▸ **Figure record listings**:
________________

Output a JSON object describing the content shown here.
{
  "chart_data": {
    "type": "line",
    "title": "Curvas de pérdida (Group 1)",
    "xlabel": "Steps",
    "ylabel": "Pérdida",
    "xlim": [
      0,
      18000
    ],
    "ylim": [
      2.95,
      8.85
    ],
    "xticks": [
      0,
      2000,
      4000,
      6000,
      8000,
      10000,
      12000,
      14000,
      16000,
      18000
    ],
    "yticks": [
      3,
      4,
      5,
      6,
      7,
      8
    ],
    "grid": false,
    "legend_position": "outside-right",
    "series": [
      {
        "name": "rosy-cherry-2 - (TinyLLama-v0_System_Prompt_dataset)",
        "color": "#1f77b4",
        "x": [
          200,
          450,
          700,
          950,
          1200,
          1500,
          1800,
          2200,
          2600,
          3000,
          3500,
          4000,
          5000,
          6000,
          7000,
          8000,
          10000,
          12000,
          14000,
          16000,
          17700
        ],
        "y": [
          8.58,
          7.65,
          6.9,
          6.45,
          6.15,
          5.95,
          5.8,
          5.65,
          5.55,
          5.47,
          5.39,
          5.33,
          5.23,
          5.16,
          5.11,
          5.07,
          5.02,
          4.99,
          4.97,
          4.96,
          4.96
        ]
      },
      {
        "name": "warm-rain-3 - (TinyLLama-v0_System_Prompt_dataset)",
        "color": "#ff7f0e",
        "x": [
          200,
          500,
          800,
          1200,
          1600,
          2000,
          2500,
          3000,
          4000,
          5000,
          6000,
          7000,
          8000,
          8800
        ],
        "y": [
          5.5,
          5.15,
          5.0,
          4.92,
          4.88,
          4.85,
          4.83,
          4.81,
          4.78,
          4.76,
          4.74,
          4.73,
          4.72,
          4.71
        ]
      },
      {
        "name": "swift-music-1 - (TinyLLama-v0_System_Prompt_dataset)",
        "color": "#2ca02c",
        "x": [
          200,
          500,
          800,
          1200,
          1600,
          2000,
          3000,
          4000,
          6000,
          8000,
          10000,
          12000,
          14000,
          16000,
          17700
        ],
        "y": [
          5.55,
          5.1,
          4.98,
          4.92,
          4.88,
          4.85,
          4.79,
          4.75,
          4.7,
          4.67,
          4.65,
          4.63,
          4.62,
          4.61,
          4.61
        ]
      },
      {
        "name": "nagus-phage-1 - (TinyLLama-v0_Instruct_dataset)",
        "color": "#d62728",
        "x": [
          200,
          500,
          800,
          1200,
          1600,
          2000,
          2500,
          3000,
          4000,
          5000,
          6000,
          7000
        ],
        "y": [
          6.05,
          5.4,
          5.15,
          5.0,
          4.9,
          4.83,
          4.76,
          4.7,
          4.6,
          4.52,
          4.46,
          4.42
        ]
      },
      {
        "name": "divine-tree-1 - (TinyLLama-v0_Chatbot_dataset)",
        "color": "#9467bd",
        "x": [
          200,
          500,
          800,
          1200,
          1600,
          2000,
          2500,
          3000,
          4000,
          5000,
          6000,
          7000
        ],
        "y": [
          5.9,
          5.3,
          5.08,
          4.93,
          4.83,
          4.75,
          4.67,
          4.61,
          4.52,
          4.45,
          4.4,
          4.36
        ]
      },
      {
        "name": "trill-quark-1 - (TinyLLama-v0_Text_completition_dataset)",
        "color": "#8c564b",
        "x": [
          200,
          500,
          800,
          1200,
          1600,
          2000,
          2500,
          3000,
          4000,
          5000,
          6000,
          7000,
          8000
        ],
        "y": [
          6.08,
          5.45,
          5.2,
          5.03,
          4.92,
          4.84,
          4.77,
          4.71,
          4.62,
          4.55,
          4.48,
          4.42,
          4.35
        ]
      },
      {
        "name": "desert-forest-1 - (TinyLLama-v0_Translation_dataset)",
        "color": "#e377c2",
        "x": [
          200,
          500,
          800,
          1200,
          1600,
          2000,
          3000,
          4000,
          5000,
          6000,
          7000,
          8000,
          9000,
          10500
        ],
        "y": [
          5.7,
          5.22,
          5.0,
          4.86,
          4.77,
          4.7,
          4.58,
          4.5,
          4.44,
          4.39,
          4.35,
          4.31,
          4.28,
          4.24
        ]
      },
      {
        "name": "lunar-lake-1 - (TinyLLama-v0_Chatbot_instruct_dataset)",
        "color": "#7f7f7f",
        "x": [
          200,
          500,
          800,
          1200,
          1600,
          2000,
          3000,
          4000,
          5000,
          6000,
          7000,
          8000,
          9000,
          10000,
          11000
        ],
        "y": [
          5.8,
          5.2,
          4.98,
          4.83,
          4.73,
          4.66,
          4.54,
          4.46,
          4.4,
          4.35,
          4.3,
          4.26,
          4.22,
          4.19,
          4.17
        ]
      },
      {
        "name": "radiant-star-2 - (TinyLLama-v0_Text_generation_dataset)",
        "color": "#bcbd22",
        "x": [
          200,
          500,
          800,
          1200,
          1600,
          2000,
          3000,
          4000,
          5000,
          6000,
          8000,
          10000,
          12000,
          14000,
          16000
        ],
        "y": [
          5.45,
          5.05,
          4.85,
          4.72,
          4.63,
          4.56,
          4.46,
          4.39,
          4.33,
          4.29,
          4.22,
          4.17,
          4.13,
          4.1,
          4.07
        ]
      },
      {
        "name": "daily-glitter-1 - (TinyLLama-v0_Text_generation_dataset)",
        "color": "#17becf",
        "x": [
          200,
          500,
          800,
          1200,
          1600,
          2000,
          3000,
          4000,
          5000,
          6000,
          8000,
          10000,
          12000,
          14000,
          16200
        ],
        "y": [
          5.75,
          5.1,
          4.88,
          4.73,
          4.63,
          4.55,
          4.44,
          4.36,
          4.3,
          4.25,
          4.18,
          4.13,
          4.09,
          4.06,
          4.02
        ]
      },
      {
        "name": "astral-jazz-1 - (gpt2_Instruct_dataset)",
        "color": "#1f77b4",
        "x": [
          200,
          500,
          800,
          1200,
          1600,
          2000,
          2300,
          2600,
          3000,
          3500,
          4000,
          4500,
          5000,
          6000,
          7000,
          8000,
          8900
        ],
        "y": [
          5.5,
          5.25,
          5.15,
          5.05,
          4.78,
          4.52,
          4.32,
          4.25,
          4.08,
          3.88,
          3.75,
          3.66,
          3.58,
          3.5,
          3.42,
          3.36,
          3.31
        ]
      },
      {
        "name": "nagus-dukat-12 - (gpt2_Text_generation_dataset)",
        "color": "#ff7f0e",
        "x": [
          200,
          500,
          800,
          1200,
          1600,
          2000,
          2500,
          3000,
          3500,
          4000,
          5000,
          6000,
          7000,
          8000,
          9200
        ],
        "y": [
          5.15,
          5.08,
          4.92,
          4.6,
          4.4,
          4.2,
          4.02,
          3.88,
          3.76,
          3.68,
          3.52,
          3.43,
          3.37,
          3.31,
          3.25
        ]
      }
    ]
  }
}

________________

▸ **GOAL OF THE EXERCISE**:
Please restate the data word for word, every record included.

▸ **CORRECT RESULT**:
Output a JSON object describing the content shown here.
{
  "chart_data": {
    "type": "line",
    "title": "Curvas de pérdida (Group 1)",
    "xlabel": "Steps",
    "ylabel": "Pérdida",
    "xlim": [
      0,
      18000
    ],
    "ylim": [
      2.95,
      8.85
    ],
    "xticks": [
      0,
      2000,
      4000,
      6000,
      8000,
      10000,
      12000,
      14000,
      16000,
      18000
    ],
    "yticks": [
      3,
      4,
      5,
      6,
      7,
      8
    ],
    "grid": false,
    "legend_position": "outside-right",
    "series": [
      {
        "name": "rosy-cherry-2 - (TinyLLama-v0_System_Prompt_dataset)",
        "color": "#1f77b4",
        "x": [
          200,
          450,
          700,
          950,
          1200,
          1500,
          1800,
          2200,
          2600,
          3000,
          3500,
          4000,
          5000,
          6000,
          7000,
          8000,
          10000,
          12000,
          14000,
          16000,
          17700
        ],
        "y": [
          8.58,
          7.65,
          6.9,
          6.45,
          6.15,
          5.95,
          5.8,
          5.65,
          5.55,
          5.47,
          5.39,
          5.33,
          5.23,
          5.16,
          5.11,
          5.07,
          5.02,
          4.99,
          4.97,
          4.96,
          4.96
        ]
      },
      {
        "name": "warm-rain-3 - (TinyLLama-v0_System_Prompt_dataset)",
        "color": "#ff7f0e",
        "x": [
          200,
          500,
          800,
          1200,
          1600,
          2000,
          2500,
          3000,
          4000,
          5000,
          6000,
          7000,
          8000,
          8800
        ],
        "y": [
          5.5,
          5.15,
          5.0,
          4.92,
          4.88,
          4.85,
          4.83,
          4.81,
          4.78,
          4.76,
          4.74,
          4.73,
          4.72,
          4.71
        ]
      },
      {
        "name": "swift-music-1 - (TinyLLama-v0_System_Prompt_dataset)",
        "color": "#2ca02c",
        "x": [
          200,
          500,
          800,
          1200,
          1600,
          2000,
          3000,
          4000,
          6000,
          8000,
          10000,
          12000,
          14000,
          16000,
          17700
        ],
        "y": [
          5.55,
          5.1,
          4.98,
          4.92,
          4.88,
          4.85,
          4.79,
          4.75,
          4.7,
          4.67,
          4.65,
          4.63,
          4.62,
          4.61,
          4.61
        ]
      },
      {
        "name": "nagus-phage-1 - (TinyLLama-v0_Instruct_dataset)",
        "color": "#d62728",
        "x": [
          200,
          500,
          800,
          1200,
          1600,
          2000,
          2500,
          3000,
          4000,
          5000,
          6000,
          7000
        ],
        "y": [
          6.05,
          5.4,
          5.15,
          5.0,
          4.9,
          4.83,
          4.76,
          4.7,
          4.6,
          4.52,
          4.46,
          4.42
        ]
      },
      {
        "name": "divine-tree-1 - (TinyLLama-v0_Chatbot_dataset)",
        "color": "#9467bd",
        "x": [
          200,
          500,
          800,
          1200,
          1600,
          2000,
          2500,
          3000,
          4000,
          5000,
          6000,
          7000
        ],
        "y": [
          5.9,
          5.3,
          5.08,
          4.93,
          4.83,
          4.75,
          4.67,
          4.61,
          4.52,
          4.45,
          4.4,
          4.36
        ]
      },
      {
        "name": "trill-quark-1 - (TinyLLama-v0_Text_completition_dataset)",
        "color": "#8c564b",
        "x": [
          200,
          500,
          800,
          1200,
          1600,
          2000,
          2500,
          3000,
          4000,
          5000,
          6000,
          7000,
          8000
        ],
        "y": [
          6.08,
          5.45,
          5.2,
          5.03,
          4.92,
          4.84,
          4.77,
          4.71,
          4.62,
          4.55,
          4.48,
          4.42,
          4.35
        ]
      },
      {
        "name": "desert-forest-1 - (TinyLLama-v0_Translation_dataset)",
        "color": "#e377c2",
        "x": [
          200,
          500,
          800,
          1200,
          1600,
          2000,
          3000,
          4000,
          5000,
          6000,
          7000,
          8000,
          9000,
          10500
        ],
        "y": [
          5.7,
          5.22,
          5.0,
          4.86,
          4.77,
          4.7,
          4.58,
          4.5,
          4.44,
          4.39,
          4.35,
          4.31,
          4.28,
          4.24
        ]
      },
      {
        "name": "lunar-lake-1 - (TinyLLama-v0_Chatbot_instruct_dataset)",
        "color": "#7f7f7f",
        "x": [
          200,
          500,
          800,
          1200,
          1600,
          2000,
          3000,
          4000,
          5000,
          6000,
          7000,
          8000,
          9000,
          10000,
          11000
        ],
        "y": [
          5.8,
          5.2,
          4.98,
          4.83,
          4.73,
          4.66,
          4.54,
          4.46,
          4.4,
          4.35,
          4.3,
          4.26,
          4.22,
          4.19,
          4.17
        ]
      },
      {
        "name": "radiant-star-2 - (TinyLLama-v0_Text_generation_dataset)",
        "color": "#bcbd22",
        "x": [
          200,
          500,
          800,
          1200,
          1600,
          2000,
          3000,
          4000,
          5000,
          6000,
          8000,
          10000,
          12000,
          14000,
          16000
        ],
        "y": [
          5.45,
          5.05,
          4.85,
          4.72,
          4.63,
          4.56,
          4.46,
          4.39,
          4.33,
          4.29,
          4.22,
          4.17,
          4.13,
          4.1,
          4.07
        ]
      },
      {
        "name": "daily-glitter-1 - (TinyLLama-v0_Text_generation_dataset)",
        "color": "#17becf",
        "x": [
          200,
          500,
          800,
          1200,
          1600,
          2000,
          3000,
          4000,
          5000,
          6000,
          8000,
          10000,
          12000,
          14000,
          16200
        ],
        "y": [
          5.75,
          5.1,
          4.88,
          4.73,
          4.63,
          4.55,
          4.44,
          4.36,
          4.3,
          4.25,
          4.18,
          4.13,
          4.09,
          4.06,
          4.02
        ]
      },
      {
        "name": "astral-jazz-1 - (gpt2_Instruct_dataset)",
        "color": "#1f77b4",
        "x": [
          200,
          500,
          800,
          1200,
          1600,
          2000,
          2300,
          2600,
          3000,
          3500,
          4000,
          4500,
          5000,
          6000,
          7000,
          8000,
          8900
        ],
        "y": [
          5.5,
          5.25,
          5.15,
          5.05,
          4.78,
          4.52,
          4.32,
          4.25,
          4.08,
          3.88,
          3.75,
          3.66,
          3.58,
          3.5,
          3.42,
          3.36,
          3.31
        ]
      },
      {
        "name": "nagus-dukat-12 - (gpt2_Text_generation_dataset)",
        "color": "#ff7f0e",
        "x": [
          200,
          500,
          800,
          1200,
          1600,
          2000,
          2500,
          3000,
          3500,
          4000,
          5000,
          6000,
          7000,
          8000,
          9200
        ],
        "y": [
          5.15,
          5.08,
          4.92,
          4.6,
          4.4,
          4.2,
          4.02,
          3.88,
          3.76,
          3.68,
          3.52,
          3.43,
          3.37,
          3.31,
          3.25
        ]
      }
    ]
  }
}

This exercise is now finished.